SHORT EXERCISE: Say how many lines contain "Reducido", using only the number.

Figure dataset records:
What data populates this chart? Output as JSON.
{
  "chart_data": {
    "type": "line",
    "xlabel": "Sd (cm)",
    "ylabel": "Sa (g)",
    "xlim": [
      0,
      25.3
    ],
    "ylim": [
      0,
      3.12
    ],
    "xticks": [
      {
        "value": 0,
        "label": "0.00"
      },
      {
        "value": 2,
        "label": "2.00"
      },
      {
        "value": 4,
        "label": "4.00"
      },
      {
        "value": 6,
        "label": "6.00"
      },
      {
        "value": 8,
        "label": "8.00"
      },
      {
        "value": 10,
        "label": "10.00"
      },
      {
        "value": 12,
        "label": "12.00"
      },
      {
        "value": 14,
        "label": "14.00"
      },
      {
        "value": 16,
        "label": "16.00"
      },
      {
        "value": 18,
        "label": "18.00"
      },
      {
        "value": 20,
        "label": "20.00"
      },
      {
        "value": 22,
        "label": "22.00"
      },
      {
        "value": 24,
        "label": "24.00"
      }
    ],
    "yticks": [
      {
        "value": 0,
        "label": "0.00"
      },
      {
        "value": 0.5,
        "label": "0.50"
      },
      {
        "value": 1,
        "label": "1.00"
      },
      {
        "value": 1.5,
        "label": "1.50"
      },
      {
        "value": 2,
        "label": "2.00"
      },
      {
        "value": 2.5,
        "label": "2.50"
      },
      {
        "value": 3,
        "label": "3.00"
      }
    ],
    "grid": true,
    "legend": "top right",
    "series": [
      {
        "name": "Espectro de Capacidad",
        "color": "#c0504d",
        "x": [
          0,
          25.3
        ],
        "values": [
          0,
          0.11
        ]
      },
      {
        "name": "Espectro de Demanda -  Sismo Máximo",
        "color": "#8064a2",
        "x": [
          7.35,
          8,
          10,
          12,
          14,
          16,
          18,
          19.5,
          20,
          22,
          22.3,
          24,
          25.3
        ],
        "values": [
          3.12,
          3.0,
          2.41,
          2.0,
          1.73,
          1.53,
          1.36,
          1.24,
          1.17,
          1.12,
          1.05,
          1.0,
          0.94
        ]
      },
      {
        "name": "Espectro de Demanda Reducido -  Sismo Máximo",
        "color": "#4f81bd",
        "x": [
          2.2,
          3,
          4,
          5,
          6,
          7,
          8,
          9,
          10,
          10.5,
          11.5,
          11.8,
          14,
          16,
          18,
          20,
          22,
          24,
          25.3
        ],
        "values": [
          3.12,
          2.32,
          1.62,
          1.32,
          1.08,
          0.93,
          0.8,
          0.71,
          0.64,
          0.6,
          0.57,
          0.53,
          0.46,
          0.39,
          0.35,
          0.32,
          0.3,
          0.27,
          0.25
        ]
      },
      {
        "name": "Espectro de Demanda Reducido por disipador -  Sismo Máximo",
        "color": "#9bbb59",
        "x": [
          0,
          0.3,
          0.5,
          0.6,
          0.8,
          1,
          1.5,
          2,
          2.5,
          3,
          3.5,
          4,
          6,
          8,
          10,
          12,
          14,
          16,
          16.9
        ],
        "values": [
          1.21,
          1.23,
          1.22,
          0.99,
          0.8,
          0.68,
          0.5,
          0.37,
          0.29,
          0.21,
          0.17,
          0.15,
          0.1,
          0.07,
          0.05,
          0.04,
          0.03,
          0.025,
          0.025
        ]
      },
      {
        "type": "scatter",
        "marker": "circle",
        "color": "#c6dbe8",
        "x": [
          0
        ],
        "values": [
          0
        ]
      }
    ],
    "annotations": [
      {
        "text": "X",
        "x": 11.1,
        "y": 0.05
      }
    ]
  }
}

THE ANSWER: 2